-- begin --
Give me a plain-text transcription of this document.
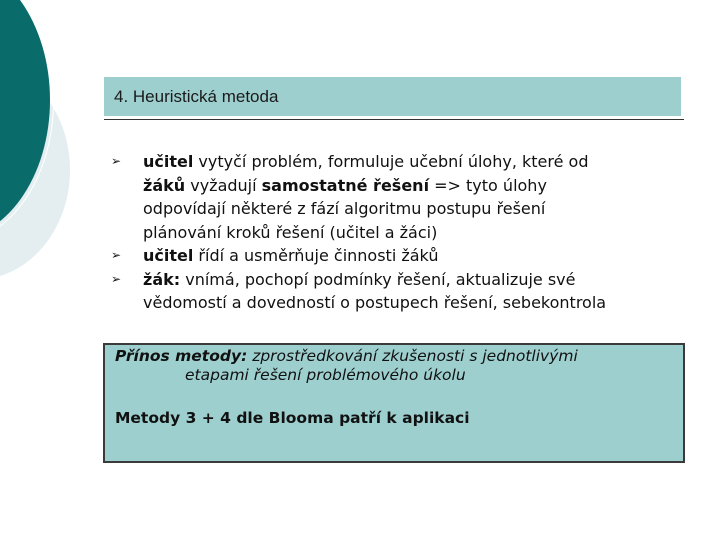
4. Heuristická metoda
➢ učitel vytyčí problém, formuluje učební úlohy, které od
žáků vyžadují samostatné řešení => tyto úlohy
odpovídají některé z fází algoritmu postupu řešení
plánování kroků řešení (učitel a žáci)
➢ učitel řídí a usměrňuje činnosti žáků
➢ žák: vnímá, pochopí podmínky řešení, aktualizuje své
vědomostí a dovedností o postupech řešení, sebekontrola
Přínos metody: zprostředkování zkušenosti s jednotlivými
etapami řešení problémového úkolu
Metody 3 + 4 dle Blooma patří k aplikaci
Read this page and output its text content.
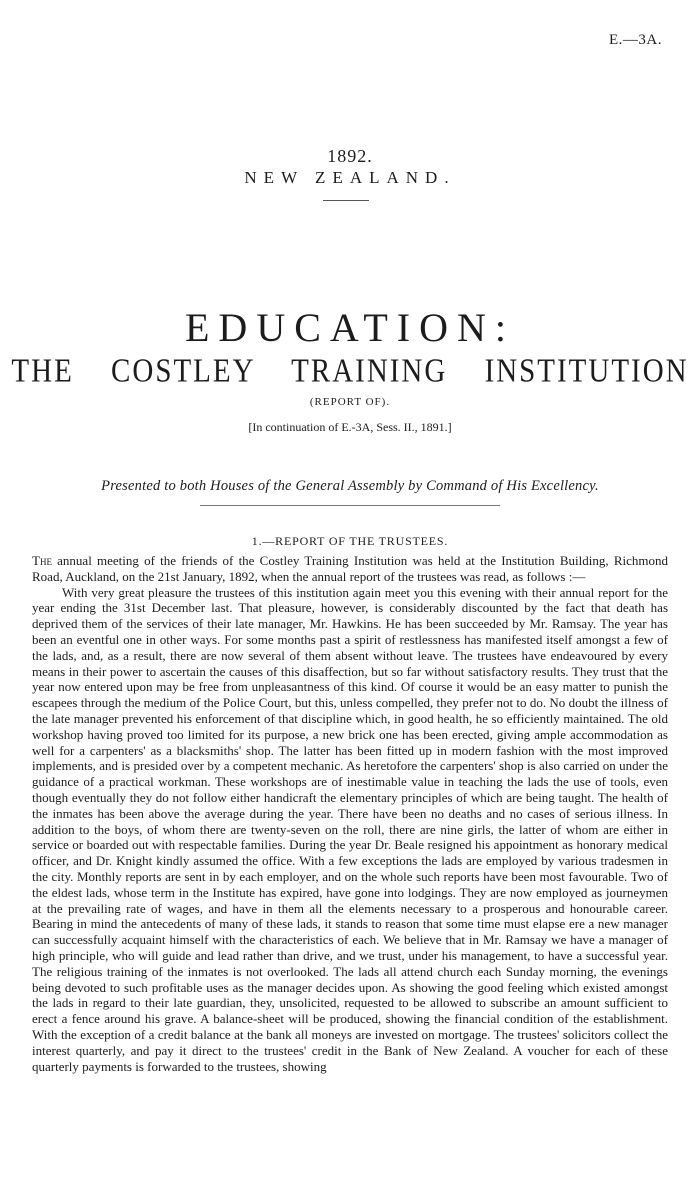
E.—3A.
1892.
NEW ZEALAND.
EDUCATION:
THE COSTLEY TRAINING INSTITUTION
(REPORT OF).
[In continuation of E.-3A, Sess. II., 1891.]
Presented to both Houses of the General Assembly by Command of His Excellency.
1.—REPORT OF THE TRUSTEES.

The annual meeting of the friends of the Costley Training Institution was held at the Institution Building, Richmond Road, Auckland, on the 21st January, 1892, when the annual report of the trustees was read, as follows :—

With very great pleasure the trustees of this institution again meet you this evening with their annual report for the year ending the 31st December last. That pleasure, however, is considerably discounted by the fact that death has deprived them of the services of their late manager, Mr. Hawkins. He has been succeeded by Mr. Ramsay. The year has been an eventful one in other ways. For some months past a spirit of restlessness has manifested itself amongst a few of the lads, and, as a result, there are now several of them absent without leave. The trustees have endeavoured by every means in their power to ascertain the causes of this disaffection, but so far without satisfactory results. They trust that the year now entered upon may be free from unpleasantness of this kind. Of course it would be an easy matter to punish the escapees through the medium of the Police Court, but this, unless compelled, they prefer not to do. No doubt the illness of the late manager prevented his enforcement of that discipline which, in good health, he so efficiently maintained. The old workshop having proved too limited for its purpose, a new brick one has been erected, giving ample accommodation as well for a carpenters' as a blacksmiths' shop. The latter has been fitted up in modern fashion with the most improved implements, and is presided over by a competent mechanic. As heretofore the carpenters' shop is also carried on under the guidance of a practical workman. These workshops are of inestimable value in teaching the lads the use of tools, even though eventually they do not follow either handicraft the elementary principles of which are being taught. The health of the inmates has been above the average during the year. There have been no deaths and no cases of serious illness. In addition to the boys, of whom there are twenty-seven on the roll, there are nine girls, the latter of whom are either in service or boarded out with respectable families. During the year Dr. Beale resigned his appointment as honorary medical officer, and Dr. Knight kindly assumed the office. With a few exceptions the lads are employed by various tradesmen in the city. Monthly reports are sent in by each employer, and on the whole such reports have been most favourable. Two of the eldest lads, whose term in the Institute has expired, have gone into lodgings. They are now employed as journeymen at the prevailing rate of wages, and have in them all the elements necessary to a prosperous and honourable career. Bearing in mind the antecedents of many of these lads, it stands to reason that some time must elapse ere a new manager can successfully acquaint himself with the characteristics of each. We believe that in Mr. Ramsay we have a manager of high principle, who will guide and lead rather than drive, and we trust, under his management, to have a successful year. The religious training of the inmates is not overlooked. The lads all attend church each Sunday morning, the evenings being devoted to such profitable uses as the manager decides upon. As showing the good feeling which existed amongst the lads in regard to their late guardian, they, unsolicited, requested to be allowed to subscribe an amount sufficient to erect a fence around his grave. A balance-sheet will be produced, showing the financial condition of the establishment. With the exception of a credit balance at the bank all moneys are invested on mortgage. The trustees' solicitors collect the interest quarterly, and pay it direct to the trustees' credit in the Bank of New Zealand. A voucher for each of these quarterly payments is forwarded to the trustees, showing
-- end --
Look through the material above. Copy each line where the word "úlohy" appears.

➢ učitel vytyčí problém, formuluje učební úlohy, které od
žáků vyžadují samostatné řešení => tyto úlohy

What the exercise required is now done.